*** Document passage ***

ColonelForbin74 asks: "While some may assume that most larger server clusters run advanced / custom software(i.e. Beowulf, cfengine, OSCAR), many of those stuck in the not-research-this-site-runs-production world know this simply isn't the case. Many people like myself are working with medium-to-large scale clusters with little help other than shell for() loops and some SSH trusted keys. What application-level tools are out there that might help SysAdmin / AppSupport types like myself run commands across a given cluster, push files out, etc? In my desperation to have some sort of tool in my toolbox, I've actually created one. However, I have a hard time believing this is the best thing out there, and would appreciate all the ideas and links I can get!"

4 of 31 comments (clear)

  1. heh... funny you should mention this.... by FireChipmunk · · Score: 1, Funny

    We have many extra Windows XP machines around here, which idle around most of the time.

*** End of Document passage ***

§ **Problem to work on**
Carry the discussion above about tools for managing server clusters forward from its last sentence.

*** Extracted entries ***

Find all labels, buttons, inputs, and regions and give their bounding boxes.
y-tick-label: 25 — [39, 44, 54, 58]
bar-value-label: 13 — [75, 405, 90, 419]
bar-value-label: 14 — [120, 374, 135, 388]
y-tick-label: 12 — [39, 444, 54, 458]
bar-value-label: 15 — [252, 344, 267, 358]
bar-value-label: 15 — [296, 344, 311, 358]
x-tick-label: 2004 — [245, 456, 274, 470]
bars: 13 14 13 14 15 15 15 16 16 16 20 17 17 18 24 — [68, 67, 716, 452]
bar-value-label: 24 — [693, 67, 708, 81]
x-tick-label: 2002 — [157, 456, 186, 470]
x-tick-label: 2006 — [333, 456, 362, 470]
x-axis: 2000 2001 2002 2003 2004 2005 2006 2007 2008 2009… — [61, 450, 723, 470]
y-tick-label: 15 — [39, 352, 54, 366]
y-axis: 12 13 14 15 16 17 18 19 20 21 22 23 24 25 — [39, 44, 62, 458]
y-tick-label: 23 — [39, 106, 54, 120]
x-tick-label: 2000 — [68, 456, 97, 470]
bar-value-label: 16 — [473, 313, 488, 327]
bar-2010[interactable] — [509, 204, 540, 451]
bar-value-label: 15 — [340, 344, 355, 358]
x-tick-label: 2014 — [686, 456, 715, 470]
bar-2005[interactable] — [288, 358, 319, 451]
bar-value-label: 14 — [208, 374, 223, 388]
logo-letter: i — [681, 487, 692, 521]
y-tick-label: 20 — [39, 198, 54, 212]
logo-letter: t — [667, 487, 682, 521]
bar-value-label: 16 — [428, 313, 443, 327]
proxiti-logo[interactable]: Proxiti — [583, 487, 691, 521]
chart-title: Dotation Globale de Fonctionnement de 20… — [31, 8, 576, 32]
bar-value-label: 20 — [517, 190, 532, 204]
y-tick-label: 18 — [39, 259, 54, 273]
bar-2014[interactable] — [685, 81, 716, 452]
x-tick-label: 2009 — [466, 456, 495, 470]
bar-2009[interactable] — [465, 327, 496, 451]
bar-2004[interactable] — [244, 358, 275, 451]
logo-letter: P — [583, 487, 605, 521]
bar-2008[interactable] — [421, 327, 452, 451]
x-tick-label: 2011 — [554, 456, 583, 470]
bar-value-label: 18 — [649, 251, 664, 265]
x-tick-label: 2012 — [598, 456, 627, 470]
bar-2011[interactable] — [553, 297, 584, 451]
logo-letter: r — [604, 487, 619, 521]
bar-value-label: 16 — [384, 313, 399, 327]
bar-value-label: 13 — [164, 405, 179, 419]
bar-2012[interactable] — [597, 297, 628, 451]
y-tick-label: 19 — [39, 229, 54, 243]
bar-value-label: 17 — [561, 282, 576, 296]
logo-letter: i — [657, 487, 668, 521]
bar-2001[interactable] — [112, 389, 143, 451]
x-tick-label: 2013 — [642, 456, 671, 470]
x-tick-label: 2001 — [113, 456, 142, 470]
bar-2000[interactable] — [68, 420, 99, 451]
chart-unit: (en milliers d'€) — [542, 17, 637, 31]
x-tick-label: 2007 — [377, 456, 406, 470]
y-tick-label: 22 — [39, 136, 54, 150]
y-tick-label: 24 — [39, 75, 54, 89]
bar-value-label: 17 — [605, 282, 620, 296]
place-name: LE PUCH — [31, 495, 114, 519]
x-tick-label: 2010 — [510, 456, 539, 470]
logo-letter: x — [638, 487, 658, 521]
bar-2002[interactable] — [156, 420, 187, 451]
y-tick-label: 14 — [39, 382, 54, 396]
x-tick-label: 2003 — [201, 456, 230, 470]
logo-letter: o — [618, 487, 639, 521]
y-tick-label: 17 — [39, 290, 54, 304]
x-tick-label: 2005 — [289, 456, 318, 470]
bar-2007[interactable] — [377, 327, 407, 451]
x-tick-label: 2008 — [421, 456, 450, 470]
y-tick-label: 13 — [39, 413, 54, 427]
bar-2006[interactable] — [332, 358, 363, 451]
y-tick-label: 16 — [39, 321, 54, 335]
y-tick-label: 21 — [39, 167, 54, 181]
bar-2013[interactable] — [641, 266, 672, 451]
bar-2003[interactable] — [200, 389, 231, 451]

*** End of Extracted entries ***

§ **Expected output**
    We needed some machines for running stress testing against our network servers, but we didn't have enough horse power to run a pure linux based clustering/distributed stress client.

    I looked around abit, like you, and found there wasn't much.

    Because of this I have written some hackish python code that basicly creates a cross platform distributed and self-updating cluster.

    We use it to run our cross platform stress test application across many machines, without forcing these machines to be formated to linux.. etc.

    I plan on releasing these scripts as open source sometime soon.

    Look for them on Freshmeat and http://open.cyanworlds.com

    -chip

    1. Re:heh... funny you should mention this.... by babbage · · Score: 2, Funny
      Interestingly, that sort of thing seems to be what Python was invented for: it was the control language for the Amoeba distributed OS, as described by Guido van Rossum himself:
      Guido van Rossum: In 1986 I moved to a different project at CWI, the Amoeba project. Amoeba was a distributed operating system. By the late 1980s we found we needed a scripting language. I had a large degree of freedom on that project to start my own mini project within the scope of what we were doing.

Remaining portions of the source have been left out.